═══ The data ═══

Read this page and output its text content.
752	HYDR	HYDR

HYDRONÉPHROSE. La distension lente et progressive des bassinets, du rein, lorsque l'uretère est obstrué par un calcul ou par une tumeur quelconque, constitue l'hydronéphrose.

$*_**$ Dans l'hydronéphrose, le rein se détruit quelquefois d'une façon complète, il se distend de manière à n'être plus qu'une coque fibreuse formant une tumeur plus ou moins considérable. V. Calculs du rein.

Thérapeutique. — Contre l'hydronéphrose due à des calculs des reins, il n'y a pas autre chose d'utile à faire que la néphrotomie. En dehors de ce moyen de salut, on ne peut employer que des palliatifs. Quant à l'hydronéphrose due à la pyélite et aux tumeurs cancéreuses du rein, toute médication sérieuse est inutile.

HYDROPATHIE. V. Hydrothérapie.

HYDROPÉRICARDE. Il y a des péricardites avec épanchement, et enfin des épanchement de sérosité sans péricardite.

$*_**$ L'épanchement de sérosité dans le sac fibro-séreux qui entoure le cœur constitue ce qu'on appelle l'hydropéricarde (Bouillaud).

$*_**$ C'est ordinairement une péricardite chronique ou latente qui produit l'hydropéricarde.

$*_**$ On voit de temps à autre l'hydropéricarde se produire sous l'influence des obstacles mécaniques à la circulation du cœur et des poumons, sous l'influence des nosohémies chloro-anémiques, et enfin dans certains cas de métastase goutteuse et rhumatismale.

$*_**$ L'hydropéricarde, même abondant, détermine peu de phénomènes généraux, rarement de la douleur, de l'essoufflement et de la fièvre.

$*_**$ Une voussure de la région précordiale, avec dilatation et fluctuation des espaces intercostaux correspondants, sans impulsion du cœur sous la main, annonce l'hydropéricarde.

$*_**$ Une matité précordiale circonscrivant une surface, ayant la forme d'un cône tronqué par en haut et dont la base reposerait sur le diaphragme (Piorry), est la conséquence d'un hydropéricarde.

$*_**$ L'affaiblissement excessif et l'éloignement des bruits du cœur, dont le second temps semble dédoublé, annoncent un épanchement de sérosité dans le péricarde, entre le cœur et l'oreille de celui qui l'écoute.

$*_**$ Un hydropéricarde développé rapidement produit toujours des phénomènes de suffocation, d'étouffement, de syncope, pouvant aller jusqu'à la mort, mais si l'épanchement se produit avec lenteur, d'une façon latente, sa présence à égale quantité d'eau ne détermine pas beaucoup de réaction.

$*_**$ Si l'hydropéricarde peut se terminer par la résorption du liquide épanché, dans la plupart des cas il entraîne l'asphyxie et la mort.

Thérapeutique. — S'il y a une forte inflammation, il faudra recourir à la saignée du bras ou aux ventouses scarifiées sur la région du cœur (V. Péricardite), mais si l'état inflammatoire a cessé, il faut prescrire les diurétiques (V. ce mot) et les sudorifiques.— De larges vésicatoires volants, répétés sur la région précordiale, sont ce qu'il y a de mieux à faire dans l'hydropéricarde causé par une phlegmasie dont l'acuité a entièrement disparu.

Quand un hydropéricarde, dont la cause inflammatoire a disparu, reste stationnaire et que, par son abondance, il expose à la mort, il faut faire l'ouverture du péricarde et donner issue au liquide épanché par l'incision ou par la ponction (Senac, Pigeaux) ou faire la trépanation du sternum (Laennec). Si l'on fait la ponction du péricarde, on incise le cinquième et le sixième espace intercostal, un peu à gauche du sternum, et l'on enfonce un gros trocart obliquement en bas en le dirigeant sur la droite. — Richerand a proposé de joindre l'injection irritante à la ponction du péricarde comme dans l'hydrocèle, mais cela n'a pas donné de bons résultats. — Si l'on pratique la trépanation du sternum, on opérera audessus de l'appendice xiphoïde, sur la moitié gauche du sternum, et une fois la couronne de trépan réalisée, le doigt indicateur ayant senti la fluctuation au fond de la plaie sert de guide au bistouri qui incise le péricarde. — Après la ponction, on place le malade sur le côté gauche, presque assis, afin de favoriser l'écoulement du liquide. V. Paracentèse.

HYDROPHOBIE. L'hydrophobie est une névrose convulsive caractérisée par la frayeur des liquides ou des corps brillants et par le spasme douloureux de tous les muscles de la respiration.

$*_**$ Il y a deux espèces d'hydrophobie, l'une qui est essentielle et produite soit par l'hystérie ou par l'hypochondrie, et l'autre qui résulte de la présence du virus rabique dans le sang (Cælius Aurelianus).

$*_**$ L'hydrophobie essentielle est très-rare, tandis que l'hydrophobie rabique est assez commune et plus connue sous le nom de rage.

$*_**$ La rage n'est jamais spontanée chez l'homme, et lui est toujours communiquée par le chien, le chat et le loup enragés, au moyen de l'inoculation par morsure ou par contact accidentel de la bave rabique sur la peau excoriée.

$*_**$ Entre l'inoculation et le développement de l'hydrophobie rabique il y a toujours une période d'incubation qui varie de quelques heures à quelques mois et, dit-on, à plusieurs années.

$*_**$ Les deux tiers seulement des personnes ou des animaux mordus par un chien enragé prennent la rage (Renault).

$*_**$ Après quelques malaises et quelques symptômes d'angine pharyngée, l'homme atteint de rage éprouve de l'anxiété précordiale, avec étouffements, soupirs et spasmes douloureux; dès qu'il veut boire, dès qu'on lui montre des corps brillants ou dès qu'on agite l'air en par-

═══

What you will do:
Give back the entries exactly, so that each line matches the original.

Exercise result:
Read this page and output its text content.
752	HYDR	HYDR

HYDRONÉPHROSE. La distension lente et progressive des bassinets, du rein, lorsque l'uretère est obstrué par un calcul ou par une tumeur quelconque, constitue l'hydronéphrose.

$*_**$ Dans l'hydronéphrose, le rein se détruit quelquefois d'une façon complète, il se distend de manière à n'être plus qu'une coque fibreuse formant une tumeur plus ou moins considérable. V. Calculs du rein.

Thérapeutique. — Contre l'hydronéphrose due à des calculs des reins, il n'y a pas autre chose d'utile à faire que la néphrotomie. En dehors de ce moyen de salut, on ne peut employer que des palliatifs. Quant à l'hydronéphrose due à la pyélite et aux tumeurs cancéreuses du rein, toute médication sérieuse est inutile.

HYDROPATHIE. V. Hydrothérapie.

HYDROPÉRICARDE. Il y a des péricardites avec épanchement, et enfin des épanchement de sérosité sans péricardite.

$*_**$ L'épanchement de sérosité dans le sac fibro-séreux qui entoure le cœur constitue ce qu'on appelle l'hydropéricarde (Bouillaud).

$*_**$ C'est ordinairement une péricardite chronique ou latente qui produit l'hydropéricarde.

$*_**$ On voit de temps à autre l'hydropéricarde se produire sous l'influence des obstacles mécaniques à la circulation du cœur et des poumons, sous l'influence des nosohémies chloro-anémiques, et enfin dans certains cas de métastase goutteuse et rhumatismale.

$*_**$ L'hydropéricarde, même abondant, détermine peu de phénomènes généraux, rarement de la douleur, de l'essoufflement et de la fièvre.

$*_**$ Une voussure de la région précordiale, avec dilatation et fluctuation des espaces intercostaux correspondants, sans impulsion du cœur sous la main, annonce l'hydropéricarde.

$*_**$ Une matité précordiale circonscrivant une surface, ayant la forme d'un cône tronqué par en haut et dont la base reposerait sur le diaphragme (Piorry), est la conséquence d'un hydropéricarde.

$*_**$ L'affaiblissement excessif et l'éloignement des bruits du cœur, dont le second temps semble dédoublé, annoncent un épanchement de sérosité dans le péricarde, entre le cœur et l'oreille de celui qui l'écoute.

$*_**$ Un hydropéricarde développé rapidement produit toujours des phénomènes de suffocation, d'étouffement, de syncope, pouvant aller jusqu'à la mort, mais si l'épanchement se produit avec lenteur, d'une façon latente, sa présence à égale quantité d'eau ne détermine pas beaucoup de réaction.

$*_**$ Si l'hydropéricarde peut se terminer par la résorption du liquide épanché, dans la plupart des cas il entraîne l'asphyxie et la mort.

Thérapeutique. — S'il y a une forte inflammation, il faudra recourir à la saignée du bras ou aux ventouses scarifiées sur la région du cœur (V. Péricardite), mais si l'état inflammatoire a cessé, il faut prescrire les diurétiques (V. ce mot) et les sudorifiques.— De larges vésicatoires volants, répétés sur la région précordiale, sont ce qu'il y a de mieux à faire dans l'hydropéricarde causé par une phlegmasie dont l'acuité a entièrement disparu.

Quand un hydropéricarde, dont la cause inflammatoire a disparu, reste stationnaire et que, par son abondance, il expose à la mort, il faut faire l'ouverture du péricarde et donner issue au liquide épanché par l'incision ou par la ponction (Senac, Pigeaux) ou faire la trépanation du sternum (Laennec). Si l'on fait la ponction du péricarde, on incise le cinquième et le sixième espace intercostal, un peu à gauche du sternum, et l'on enfonce un gros trocart obliquement en bas en le dirigeant sur la droite. — Richerand a proposé de joindre l'injection irritante à la ponction du péricarde comme dans l'hydrocèle, mais cela n'a pas donné de bons résultats. — Si l'on pratique la trépanation du sternum, on opérera audessus de l'appendice xiphoïde, sur la moitié gauche du sternum, et une fois la couronne de trépan réalisée, le doigt indicateur ayant senti la fluctuation au fond de la plaie sert de guide au bistouri qui incise le péricarde. — Après la ponction, on place le malade sur le côté gauche, presque assis, afin de favoriser l'écoulement du liquide. V. Paracentèse.

HYDROPHOBIE. L'hydrophobie est une névrose convulsive caractérisée par la frayeur des liquides ou des corps brillants et par le spasme douloureux de tous les muscles de la respiration.

$*_**$ Il y a deux espèces d'hydrophobie, l'une qui est essentielle et produite soit par l'hystérie ou par l'hypochondrie, et l'autre qui résulte de la présence du virus rabique dans le sang (Cælius Aurelianus).

$*_**$ L'hydrophobie essentielle est très-rare, tandis que l'hydrophobie rabique est assez commune et plus connue sous le nom de rage.

$*_**$ La rage n'est jamais spontanée chez l'homme, et lui est toujours communiquée par le chien, le chat et le loup enragés, au moyen de l'inoculation par morsure ou par contact accidentel de la bave rabique sur la peau excoriée.

$*_**$ Entre l'inoculation et le développement de l'hydrophobie rabique il y a toujours une période d'incubation qui varie de quelques heures à quelques mois et, dit-on, à plusieurs années.

$*_**$ Les deux tiers seulement des personnes ou des animaux mordus par un chien enragé prennent la rage (Renault).

$*_**$ Après quelques malaises et quelques symptômes d'angine pharyngée, l'homme atteint de rage éprouve de l'anxiété précordiale, avec étouffements, soupirs et spasmes douloureux; dès qu'il veut boire, dès qu'on lui montre des corps brillants ou dès qu'on agite l'air en par-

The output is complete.